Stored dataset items
━━━━━━━━━━━━━━━━━━━━━━━━━━━━━━

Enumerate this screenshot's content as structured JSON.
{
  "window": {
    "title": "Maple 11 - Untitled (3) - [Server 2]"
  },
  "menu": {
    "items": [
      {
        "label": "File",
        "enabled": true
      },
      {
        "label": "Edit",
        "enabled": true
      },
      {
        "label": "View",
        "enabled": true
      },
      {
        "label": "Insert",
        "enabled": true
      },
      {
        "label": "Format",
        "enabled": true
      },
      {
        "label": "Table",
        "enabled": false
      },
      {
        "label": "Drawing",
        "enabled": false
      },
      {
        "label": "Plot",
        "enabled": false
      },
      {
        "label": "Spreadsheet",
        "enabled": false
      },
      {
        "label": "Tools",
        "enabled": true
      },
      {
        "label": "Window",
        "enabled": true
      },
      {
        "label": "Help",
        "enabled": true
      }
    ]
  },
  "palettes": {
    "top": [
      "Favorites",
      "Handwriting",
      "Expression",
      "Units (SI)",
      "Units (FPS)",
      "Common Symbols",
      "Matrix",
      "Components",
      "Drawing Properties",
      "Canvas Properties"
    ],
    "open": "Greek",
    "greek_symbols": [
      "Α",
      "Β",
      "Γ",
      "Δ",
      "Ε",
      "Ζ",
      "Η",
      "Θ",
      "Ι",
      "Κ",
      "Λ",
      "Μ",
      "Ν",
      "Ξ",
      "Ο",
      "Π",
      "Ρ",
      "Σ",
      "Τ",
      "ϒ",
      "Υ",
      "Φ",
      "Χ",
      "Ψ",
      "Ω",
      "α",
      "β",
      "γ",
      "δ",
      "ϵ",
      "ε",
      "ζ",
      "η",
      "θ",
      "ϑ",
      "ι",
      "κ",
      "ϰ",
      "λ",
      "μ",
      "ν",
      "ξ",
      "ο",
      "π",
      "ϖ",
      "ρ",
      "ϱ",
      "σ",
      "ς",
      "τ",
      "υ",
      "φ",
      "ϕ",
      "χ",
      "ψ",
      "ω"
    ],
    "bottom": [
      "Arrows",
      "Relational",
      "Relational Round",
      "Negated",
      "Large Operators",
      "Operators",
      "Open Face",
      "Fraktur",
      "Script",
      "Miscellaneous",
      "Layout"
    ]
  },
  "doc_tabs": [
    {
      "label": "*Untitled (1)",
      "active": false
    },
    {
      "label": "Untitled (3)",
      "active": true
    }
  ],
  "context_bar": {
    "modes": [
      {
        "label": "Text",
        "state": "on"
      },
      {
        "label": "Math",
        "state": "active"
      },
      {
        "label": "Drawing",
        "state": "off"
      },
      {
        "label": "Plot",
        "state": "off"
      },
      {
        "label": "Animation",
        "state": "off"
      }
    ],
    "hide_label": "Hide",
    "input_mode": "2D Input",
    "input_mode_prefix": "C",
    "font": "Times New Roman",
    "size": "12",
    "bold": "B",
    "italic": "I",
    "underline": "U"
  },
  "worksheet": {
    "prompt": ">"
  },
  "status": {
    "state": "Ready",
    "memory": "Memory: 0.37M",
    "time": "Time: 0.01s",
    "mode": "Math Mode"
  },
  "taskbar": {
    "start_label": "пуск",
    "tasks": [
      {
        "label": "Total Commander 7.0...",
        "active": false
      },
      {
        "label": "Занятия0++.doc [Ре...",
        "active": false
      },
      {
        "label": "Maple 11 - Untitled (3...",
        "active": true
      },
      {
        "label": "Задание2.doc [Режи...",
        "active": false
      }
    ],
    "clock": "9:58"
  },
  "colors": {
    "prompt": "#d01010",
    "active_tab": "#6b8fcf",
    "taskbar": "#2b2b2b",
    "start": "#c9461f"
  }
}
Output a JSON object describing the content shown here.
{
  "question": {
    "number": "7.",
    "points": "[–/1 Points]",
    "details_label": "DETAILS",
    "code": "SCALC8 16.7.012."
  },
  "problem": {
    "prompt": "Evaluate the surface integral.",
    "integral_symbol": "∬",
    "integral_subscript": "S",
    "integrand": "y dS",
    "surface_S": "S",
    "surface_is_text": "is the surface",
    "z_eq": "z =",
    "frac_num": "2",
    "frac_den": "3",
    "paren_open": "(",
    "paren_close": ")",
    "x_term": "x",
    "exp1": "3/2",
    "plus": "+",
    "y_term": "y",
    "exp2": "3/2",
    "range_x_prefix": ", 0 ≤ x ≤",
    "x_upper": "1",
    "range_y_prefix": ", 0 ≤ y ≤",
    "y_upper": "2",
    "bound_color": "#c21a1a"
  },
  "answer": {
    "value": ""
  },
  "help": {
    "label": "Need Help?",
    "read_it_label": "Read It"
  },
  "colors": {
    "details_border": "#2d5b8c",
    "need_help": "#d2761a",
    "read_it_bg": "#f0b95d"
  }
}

━━━━━━━━━━━━━━━━━━━━━━━━━━━━━━

__PROBLEM TO SOLVE__
Give only the number of lines in the preceding material that contain the string "JSON".

__THE RESPONSE__
2